**OBJECTIVE**. Can you restate the records below word for word?
###
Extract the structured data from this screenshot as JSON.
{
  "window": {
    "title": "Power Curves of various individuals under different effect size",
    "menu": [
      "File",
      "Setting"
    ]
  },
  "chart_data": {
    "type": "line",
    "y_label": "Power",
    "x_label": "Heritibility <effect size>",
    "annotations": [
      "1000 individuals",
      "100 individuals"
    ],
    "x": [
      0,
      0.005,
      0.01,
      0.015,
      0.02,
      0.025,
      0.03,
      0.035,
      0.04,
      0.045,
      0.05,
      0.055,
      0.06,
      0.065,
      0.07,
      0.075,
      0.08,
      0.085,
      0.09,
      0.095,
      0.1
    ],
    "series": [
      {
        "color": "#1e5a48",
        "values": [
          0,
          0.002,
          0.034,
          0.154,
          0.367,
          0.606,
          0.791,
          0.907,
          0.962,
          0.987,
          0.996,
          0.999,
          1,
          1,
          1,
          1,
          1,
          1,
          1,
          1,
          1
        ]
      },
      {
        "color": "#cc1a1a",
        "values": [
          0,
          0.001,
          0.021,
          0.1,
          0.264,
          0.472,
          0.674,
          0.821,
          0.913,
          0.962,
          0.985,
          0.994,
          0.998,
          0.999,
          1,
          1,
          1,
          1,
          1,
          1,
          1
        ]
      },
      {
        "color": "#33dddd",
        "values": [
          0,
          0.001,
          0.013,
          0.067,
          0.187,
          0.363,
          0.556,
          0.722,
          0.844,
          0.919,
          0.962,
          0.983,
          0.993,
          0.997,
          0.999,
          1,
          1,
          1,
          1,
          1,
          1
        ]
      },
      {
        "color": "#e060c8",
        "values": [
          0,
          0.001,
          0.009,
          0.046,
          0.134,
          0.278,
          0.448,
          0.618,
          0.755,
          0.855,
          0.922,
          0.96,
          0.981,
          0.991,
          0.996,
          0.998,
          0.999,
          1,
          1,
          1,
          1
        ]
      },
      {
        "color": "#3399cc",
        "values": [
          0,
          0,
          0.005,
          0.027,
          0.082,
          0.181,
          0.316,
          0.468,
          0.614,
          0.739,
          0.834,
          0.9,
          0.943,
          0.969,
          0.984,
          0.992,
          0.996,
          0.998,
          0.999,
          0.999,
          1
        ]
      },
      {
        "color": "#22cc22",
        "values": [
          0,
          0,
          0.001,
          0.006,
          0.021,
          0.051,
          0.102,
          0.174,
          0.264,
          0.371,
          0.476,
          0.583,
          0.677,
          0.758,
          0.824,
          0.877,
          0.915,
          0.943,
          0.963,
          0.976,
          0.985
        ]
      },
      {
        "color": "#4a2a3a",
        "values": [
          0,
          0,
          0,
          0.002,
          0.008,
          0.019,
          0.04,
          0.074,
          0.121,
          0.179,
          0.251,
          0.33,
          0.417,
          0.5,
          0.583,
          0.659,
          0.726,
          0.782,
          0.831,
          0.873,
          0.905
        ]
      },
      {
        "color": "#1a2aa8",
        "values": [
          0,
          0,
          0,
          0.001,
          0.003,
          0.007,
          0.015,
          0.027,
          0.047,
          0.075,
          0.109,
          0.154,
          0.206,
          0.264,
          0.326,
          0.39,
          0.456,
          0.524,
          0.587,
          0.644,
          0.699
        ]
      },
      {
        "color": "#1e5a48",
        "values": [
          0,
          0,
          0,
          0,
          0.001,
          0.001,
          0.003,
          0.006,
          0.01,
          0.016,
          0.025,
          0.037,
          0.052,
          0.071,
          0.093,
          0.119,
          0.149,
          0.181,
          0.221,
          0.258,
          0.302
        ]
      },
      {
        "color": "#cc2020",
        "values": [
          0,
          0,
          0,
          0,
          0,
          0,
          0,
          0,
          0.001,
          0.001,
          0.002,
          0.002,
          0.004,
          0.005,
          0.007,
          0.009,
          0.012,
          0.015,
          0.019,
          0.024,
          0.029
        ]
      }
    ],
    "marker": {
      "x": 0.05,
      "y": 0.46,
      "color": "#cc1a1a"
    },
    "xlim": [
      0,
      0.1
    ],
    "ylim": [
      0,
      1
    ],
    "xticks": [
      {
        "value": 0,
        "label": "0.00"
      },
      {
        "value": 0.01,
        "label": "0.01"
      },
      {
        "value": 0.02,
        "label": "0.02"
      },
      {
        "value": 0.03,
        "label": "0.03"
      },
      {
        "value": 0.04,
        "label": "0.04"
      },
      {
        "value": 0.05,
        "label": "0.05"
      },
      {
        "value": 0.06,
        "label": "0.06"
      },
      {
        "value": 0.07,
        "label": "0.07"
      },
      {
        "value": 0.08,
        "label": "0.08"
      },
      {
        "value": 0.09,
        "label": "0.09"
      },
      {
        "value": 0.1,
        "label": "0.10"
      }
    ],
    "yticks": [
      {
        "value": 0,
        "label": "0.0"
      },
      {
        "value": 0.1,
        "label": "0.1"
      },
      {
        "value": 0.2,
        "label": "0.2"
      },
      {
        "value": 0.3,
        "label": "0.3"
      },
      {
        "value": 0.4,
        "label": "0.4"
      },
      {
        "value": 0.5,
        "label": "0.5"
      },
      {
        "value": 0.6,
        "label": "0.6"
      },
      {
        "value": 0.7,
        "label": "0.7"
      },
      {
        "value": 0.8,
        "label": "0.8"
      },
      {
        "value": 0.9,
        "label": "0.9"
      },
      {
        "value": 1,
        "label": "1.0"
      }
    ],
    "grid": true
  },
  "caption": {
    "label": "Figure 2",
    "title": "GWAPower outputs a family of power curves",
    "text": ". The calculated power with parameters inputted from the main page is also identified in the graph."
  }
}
###
**EXPECTED ANSWER**.
Extract the structured data from this screenshot as JSON.
{
  "window": {
    "title": "Power Curves of various individuals under different effect size",
    "menu": [
      "File",
      "Setting"
    ]
  },
  "chart_data": {
    "type": "line",
    "y_label": "Power",
    "x_label": "Heritibility <effect size>",
    "annotations": [
      "1000 individuals",
      "100 individuals"
    ],
    "x": [
      0,
      0.005,
      0.01,
      0.015,
      0.02,
      0.025,
      0.03,
      0.035,
      0.04,
      0.045,
      0.05,
      0.055,
      0.06,
      0.065,
      0.07,
      0.075,
      0.08,
      0.085,
      0.09,
      0.095,
      0.1
    ],
    "series": [
      {
        "color": "#1e5a48",
        "values": [
          0,
          0.002,
          0.034,
          0.154,
          0.367,
          0.606,
          0.791,
          0.907,
          0.962,
          0.987,
          0.996,
          0.999,
          1,
          1,
          1,
          1,
          1,
          1,
          1,
          1,
          1
        ]
      },
      {
        "color": "#cc1a1a",
        "values": [
          0,
          0.001,
          0.021,
          0.1,
          0.264,
          0.472,
          0.674,
          0.821,
          0.913,
          0.962,
          0.985,
          0.994,
          0.998,
          0.999,
          1,
          1,
          1,
          1,
          1,
          1,
          1
        ]
      },
      {
        "color": "#33dddd",
        "values": [
          0,
          0.001,
          0.013,
          0.067,
          0.187,
          0.363,
          0.556,
          0.722,
          0.844,
          0.919,
          0.962,
          0.983,
          0.993,
          0.997,
          0.999,
          1,
          1,
          1,
          1,
          1,
          1
        ]
      },
      {
        "color": "#e060c8",
        "values": [
          0,
          0.001,
          0.009,
          0.046,
          0.134,
          0.278,
          0.448,
          0.618,
          0.755,
          0.855,
          0.922,
          0.96,
          0.981,
          0.991,
          0.996,
          0.998,
          0.999,
          1,
          1,
          1,
          1
        ]
      },
      {
        "color": "#3399cc",
        "values": [
          0,
          0,
          0.005,
          0.027,
          0.082,
          0.181,
          0.316,
          0.468,
          0.614,
          0.739,
          0.834,
          0.9,
          0.943,
          0.969,
          0.984,
          0.992,
          0.996,
          0.998,
          0.999,
          0.999,
          1
        ]
      },
      {
        "color": "#22cc22",
        "values": [
          0,
          0,
          0.001,
          0.006,
          0.021,
          0.051,
          0.102,
          0.174,
          0.264,
          0.371,
          0.476,
          0.583,
          0.677,
          0.758,
          0.824,
          0.877,
          0.915,
          0.943,
          0.963,
          0.976,
          0.985
        ]
      },
      {
        "color": "#4a2a3a",
        "values": [
          0,
          0,
          0,
          0.002,
          0.008,
          0.019,
          0.04,
          0.074,
          0.121,
          0.179,
          0.251,
          0.33,
          0.417,
          0.5,
          0.583,
          0.659,
          0.726,
          0.782,
          0.831,
          0.873,
          0.905
        ]
      },
      {
        "color": "#1a2aa8",
        "values": [
          0,
          0,
          0,
          0.001,
          0.003,
          0.007,
          0.015,
          0.027,
          0.047,
          0.075,
          0.109,
          0.154,
          0.206,
          0.264,
          0.326,
          0.39,
          0.456,
          0.524,
          0.587,
          0.644,
          0.699
        ]
      },
      {
        "color": "#1e5a48",
        "values": [
          0,
          0,
          0,
          0,
          0.001,
          0.001,
          0.003,
          0.006,
          0.01,
          0.016,
          0.025,
          0.037,
          0.052,
          0.071,
          0.093,
          0.119,
          0.149,
          0.181,
          0.221,
          0.258,
          0.302
        ]
      },
      {
        "color": "#cc2020",
        "values": [
          0,
          0,
          0,
          0,
          0,
          0,
          0,
          0,
          0.001,
          0.001,
          0.002,
          0.002,
          0.004,
          0.005,
          0.007,
          0.009,
          0.012,
          0.015,
          0.019,
          0.024,
          0.029
        ]
      }
    ],
    "marker": {
      "x": 0.05,
      "y": 0.46,
      "color": "#cc1a1a"
    },
    "xlim": [
      0,
      0.1
    ],
    "ylim": [
      0,
      1
    ],
    "xticks": [
      {
        "value": 0,
        "label": "0.00"
      },
      {
        "value": 0.01,
        "label": "0.01"
      },
      {
        "value": 0.02,
        "label": "0.02"
      },
      {
        "value": 0.03,
        "label": "0.03"
      },
      {
        "value": 0.04,
        "label": "0.04"
      },
      {
        "value": 0.05,
        "label": "0.05"
      },
      {
        "value": 0.06,
        "label": "0.06"
      },
      {
        "value": 0.07,
        "label": "0.07"
      },
      {
        "value": 0.08,
        "label": "0.08"
      },
      {
        "value": 0.09,
        "label": "0.09"
      },
      {
        "value": 0.1,
        "label": "0.10"
      }
    ],
    "yticks": [
      {
        "value": 0,
        "label": "0.0"
      },
      {
        "value": 0.1,
        "label": "0.1"
      },
      {
        "value": 0.2,
        "label": "0.2"
      },
      {
        "value": 0.3,
        "label": "0.3"
      },
      {
        "value": 0.4,
        "label": "0.4"
      },
      {
        "value": 0.5,
        "label": "0.5"
      },
      {
        "value": 0.6,
        "label": "0.6"
      },
      {
        "value": 0.7,
        "label": "0.7"
      },
      {
        "value": 0.8,
        "label": "0.8"
      },
      {
        "value": 0.9,
        "label": "0.9"
      },
      {
        "value": 1,
        "label": "1.0"
      }
    ],
    "grid": true
  },
  "caption": {
    "label": "Figure 2",
    "title": "GWAPower outputs a family of power curves",
    "text": ". The calculated power with parameters inputted from the main page is also identified in the graph."
  }
}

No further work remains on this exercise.